Exercise task
Print the records below exactly as they appear.

Data to use
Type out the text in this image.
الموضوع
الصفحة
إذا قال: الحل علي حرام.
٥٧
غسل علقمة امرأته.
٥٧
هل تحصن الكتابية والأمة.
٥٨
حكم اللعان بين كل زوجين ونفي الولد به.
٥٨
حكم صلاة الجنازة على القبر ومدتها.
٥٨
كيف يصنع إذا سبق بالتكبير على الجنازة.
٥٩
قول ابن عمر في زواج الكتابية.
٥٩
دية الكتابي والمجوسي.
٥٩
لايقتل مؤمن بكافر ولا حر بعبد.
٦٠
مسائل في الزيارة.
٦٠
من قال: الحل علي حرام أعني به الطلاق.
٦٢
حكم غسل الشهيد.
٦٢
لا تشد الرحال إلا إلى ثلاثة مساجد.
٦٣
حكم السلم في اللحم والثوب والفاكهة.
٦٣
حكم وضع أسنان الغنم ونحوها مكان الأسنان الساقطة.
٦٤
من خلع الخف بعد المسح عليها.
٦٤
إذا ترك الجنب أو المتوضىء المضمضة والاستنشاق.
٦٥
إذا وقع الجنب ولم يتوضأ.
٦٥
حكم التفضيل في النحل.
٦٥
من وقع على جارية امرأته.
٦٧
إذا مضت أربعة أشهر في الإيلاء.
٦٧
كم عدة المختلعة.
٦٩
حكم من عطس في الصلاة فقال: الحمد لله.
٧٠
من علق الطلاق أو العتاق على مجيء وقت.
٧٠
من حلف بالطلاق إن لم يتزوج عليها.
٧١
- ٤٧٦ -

Final result
Type out the text in this image.
الموضوع
الصفحة
إذا قال: الحل علي حرام.
٥٧
غسل علقمة امرأته.
٥٧
هل تحصن الكتابية والأمة.
٥٨
حكم اللعان بين كل زوجين ونفي الولد به.
٥٨
حكم صلاة الجنازة على القبر ومدتها.
٥٨
كيف يصنع إذا سبق بالتكبير على الجنازة.
٥٩
قول ابن عمر في زواج الكتابية.
٥٩
دية الكتابي والمجوسي.
٥٩
لايقتل مؤمن بكافر ولا حر بعبد.
٦٠
مسائل في الزيارة.
٦٠
من قال: الحل علي حرام أعني به الطلاق.
٦٢
حكم غسل الشهيد.
٦٢
لا تشد الرحال إلا إلى ثلاثة مساجد.
٦٣
حكم السلم في اللحم والثوب والفاكهة.
٦٣
حكم وضع أسنان الغنم ونحوها مكان الأسنان الساقطة.
٦٤
من خلع الخف بعد المسح عليها.
٦٤
إذا ترك الجنب أو المتوضىء المضمضة والاستنشاق.
٦٥
إذا وقع الجنب ولم يتوضأ.
٦٥
حكم التفضيل في النحل.
٦٥
من وقع على جارية امرأته.
٦٧
إذا مضت أربعة أشهر في الإيلاء.
٦٧
كم عدة المختلعة.
٦٩
حكم من عطس في الصلاة فقال: الحمد لله.
٧٠
من علق الطلاق أو العتاق على مجيء وقت.
٧٠
من حلف بالطلاق إن لم يتزوج عليها.
٧١
- ٤٧٦ -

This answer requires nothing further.